Update the records starting at the line that has "Where is each" and ending after the line that has "timeframe-1m[interactable]: 1m xyxy=(16,158,35,173)", changing every "candle-body" to "candlestick-body" and leaving everything else as it is. Leave out the pictures.

Dataset rows:
'''

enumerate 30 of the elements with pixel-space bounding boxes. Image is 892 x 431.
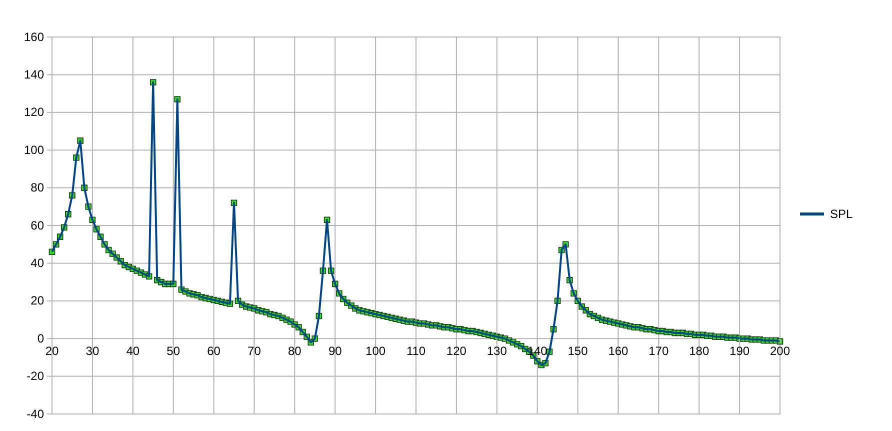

'''
'''

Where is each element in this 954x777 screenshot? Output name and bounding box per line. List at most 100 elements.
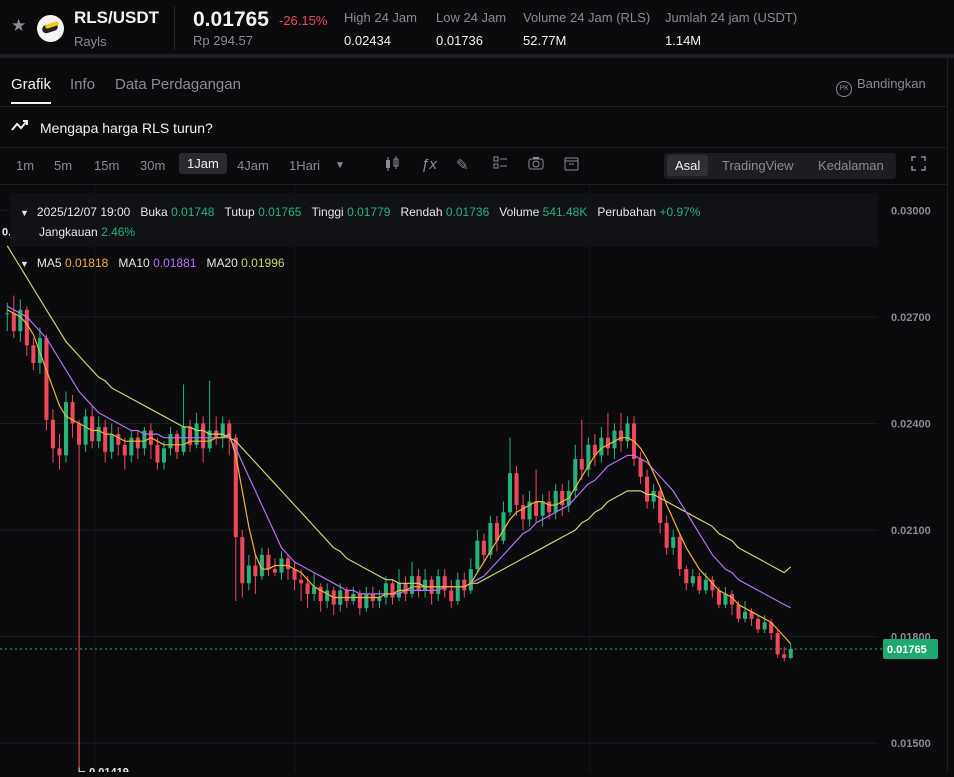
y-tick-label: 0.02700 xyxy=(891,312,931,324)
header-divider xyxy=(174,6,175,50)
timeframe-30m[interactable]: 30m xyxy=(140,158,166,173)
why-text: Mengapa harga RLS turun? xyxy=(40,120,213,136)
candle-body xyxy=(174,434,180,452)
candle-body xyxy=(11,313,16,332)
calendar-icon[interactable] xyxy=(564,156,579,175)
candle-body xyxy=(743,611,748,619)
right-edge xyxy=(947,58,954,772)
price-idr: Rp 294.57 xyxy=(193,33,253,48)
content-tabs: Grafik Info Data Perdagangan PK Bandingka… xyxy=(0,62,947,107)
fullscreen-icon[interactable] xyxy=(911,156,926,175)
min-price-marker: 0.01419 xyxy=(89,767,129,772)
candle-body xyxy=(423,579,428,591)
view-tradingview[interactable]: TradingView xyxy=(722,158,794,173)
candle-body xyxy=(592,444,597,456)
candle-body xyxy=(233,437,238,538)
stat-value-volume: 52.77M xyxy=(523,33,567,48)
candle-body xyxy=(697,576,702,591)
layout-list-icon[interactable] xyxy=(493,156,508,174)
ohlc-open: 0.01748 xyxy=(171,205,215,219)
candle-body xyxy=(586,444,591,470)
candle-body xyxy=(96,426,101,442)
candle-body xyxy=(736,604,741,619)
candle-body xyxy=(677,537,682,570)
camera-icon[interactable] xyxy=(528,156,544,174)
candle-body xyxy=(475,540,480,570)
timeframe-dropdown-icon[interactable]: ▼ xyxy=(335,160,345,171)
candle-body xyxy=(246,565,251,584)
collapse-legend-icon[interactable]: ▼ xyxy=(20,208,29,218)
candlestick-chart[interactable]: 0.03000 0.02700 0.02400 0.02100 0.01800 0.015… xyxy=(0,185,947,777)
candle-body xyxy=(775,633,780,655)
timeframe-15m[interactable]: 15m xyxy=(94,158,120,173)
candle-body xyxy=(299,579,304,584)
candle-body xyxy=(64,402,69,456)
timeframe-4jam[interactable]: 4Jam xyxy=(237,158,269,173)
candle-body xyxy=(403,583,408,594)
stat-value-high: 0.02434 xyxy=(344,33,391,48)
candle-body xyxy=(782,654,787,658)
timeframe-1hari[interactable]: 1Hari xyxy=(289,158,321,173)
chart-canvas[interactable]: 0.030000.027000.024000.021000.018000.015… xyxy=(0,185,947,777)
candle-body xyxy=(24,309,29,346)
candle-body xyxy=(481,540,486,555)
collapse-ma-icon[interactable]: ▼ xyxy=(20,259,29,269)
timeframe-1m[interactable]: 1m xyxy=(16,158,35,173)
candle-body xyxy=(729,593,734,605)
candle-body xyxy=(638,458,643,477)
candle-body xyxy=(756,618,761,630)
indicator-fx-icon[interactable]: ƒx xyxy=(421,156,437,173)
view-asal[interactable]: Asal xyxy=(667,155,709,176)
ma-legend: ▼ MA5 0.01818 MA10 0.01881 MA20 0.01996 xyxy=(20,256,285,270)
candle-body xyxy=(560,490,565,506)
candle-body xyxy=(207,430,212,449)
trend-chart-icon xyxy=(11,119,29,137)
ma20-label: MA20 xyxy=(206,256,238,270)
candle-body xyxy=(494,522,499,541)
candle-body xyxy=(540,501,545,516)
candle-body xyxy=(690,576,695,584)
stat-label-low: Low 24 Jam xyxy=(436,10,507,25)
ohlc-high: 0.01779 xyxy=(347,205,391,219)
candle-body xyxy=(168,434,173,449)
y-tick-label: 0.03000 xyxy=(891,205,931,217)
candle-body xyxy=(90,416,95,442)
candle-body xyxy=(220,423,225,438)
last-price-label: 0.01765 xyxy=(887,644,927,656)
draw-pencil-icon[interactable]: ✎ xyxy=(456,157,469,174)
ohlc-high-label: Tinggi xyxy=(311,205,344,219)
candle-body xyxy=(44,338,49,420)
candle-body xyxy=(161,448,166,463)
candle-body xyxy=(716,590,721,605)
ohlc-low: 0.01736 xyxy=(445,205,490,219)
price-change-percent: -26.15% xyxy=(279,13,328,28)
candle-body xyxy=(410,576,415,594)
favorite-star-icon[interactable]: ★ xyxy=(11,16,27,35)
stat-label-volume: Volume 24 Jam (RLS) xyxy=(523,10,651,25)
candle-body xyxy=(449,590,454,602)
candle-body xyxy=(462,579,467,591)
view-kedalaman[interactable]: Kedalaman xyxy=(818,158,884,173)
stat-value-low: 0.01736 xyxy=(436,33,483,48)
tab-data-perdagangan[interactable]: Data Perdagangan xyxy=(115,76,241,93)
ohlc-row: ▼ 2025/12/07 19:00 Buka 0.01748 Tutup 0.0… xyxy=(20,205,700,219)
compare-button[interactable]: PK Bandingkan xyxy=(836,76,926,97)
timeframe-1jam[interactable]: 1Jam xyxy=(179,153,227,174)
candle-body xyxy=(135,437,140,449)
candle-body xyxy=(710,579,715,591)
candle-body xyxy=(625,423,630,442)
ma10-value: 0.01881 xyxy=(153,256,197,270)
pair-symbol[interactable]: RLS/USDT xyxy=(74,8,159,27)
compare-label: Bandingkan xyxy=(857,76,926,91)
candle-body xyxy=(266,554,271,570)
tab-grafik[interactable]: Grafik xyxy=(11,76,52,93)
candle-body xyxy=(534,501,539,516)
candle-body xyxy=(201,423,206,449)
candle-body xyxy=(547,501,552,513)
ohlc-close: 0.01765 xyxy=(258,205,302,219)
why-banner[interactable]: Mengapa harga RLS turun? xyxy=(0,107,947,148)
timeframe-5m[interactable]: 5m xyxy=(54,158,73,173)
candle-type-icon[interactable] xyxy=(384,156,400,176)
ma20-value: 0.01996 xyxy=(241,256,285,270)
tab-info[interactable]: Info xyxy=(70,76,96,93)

'''

Answer for the task:
Where is each element in this 954x777 screenshot? Output name and bounding box per line. List at most 100 elements.
y-tick-label: 0.02700 xyxy=(891,312,931,324)
header-divider xyxy=(174,6,175,50)
timeframe-30m[interactable]: 30m xyxy=(140,158,166,173)
why-text: Mengapa harga RLS turun? xyxy=(40,120,213,136)
candlestick-body xyxy=(174,434,180,452)
candlestick-body xyxy=(11,313,16,332)
calendar-icon[interactable] xyxy=(564,156,579,175)
candlestick-body xyxy=(743,611,748,619)
right-edge xyxy=(947,58,954,772)
price-idr: Rp 294.57 xyxy=(193,33,253,48)
content-tabs: Grafik Info Data Perdagangan PK Bandingka… xyxy=(0,62,947,107)
fullscreen-icon[interactable] xyxy=(911,156,926,175)
min-price-marker: 0.01419 xyxy=(89,767,129,772)
candlestick-body xyxy=(423,579,428,591)
view-tradingview[interactable]: TradingView xyxy=(722,158,794,173)
candlestick-body xyxy=(592,444,597,456)
candlestick-body xyxy=(233,437,238,538)
stat-value-volume: 52.77M xyxy=(523,33,567,48)
candlestick-body xyxy=(697,576,702,591)
layout-list-icon[interactable] xyxy=(493,156,508,174)
ohlc-open: 0.01748 xyxy=(171,205,215,219)
candlestick-body xyxy=(586,444,591,470)
candlestick-body xyxy=(96,426,101,442)
candlestick-body xyxy=(736,604,741,619)
candlestick-body xyxy=(677,537,682,570)
camera-icon[interactable] xyxy=(528,156,544,174)
candlestick-body xyxy=(475,540,480,570)
timeframe-dropdown-icon[interactable]: ▼ xyxy=(335,160,345,171)
candlestick-body xyxy=(246,565,251,584)
collapse-legend-icon[interactable]: ▼ xyxy=(20,208,29,218)
candlestick-chart[interactable]: 0.03000 0.02700 0.02400 0.02100 0.01800 0.015… xyxy=(0,185,947,777)
candlestick-body xyxy=(775,633,780,655)
timeframe-15m[interactable]: 15m xyxy=(94,158,120,173)
candlestick-body xyxy=(299,579,304,584)
candlestick-body xyxy=(64,402,69,456)
timeframe-4jam[interactable]: 4Jam xyxy=(237,158,269,173)
candlestick-body xyxy=(403,583,408,594)
stat-value-high: 0.02434 xyxy=(344,33,391,48)
candlestick-body xyxy=(782,654,787,658)
timeframe-1hari[interactable]: 1Hari xyxy=(289,158,321,173)
chart-canvas[interactable]: 0.030000.027000.024000.021000.018000.015… xyxy=(0,185,947,777)
candlestick-body xyxy=(24,309,29,346)
candlestick-body xyxy=(481,540,486,555)
collapse-ma-icon[interactable]: ▼ xyxy=(20,259,29,269)
timeframe-1m[interactable]: 1m xyxy=(16,158,35,173)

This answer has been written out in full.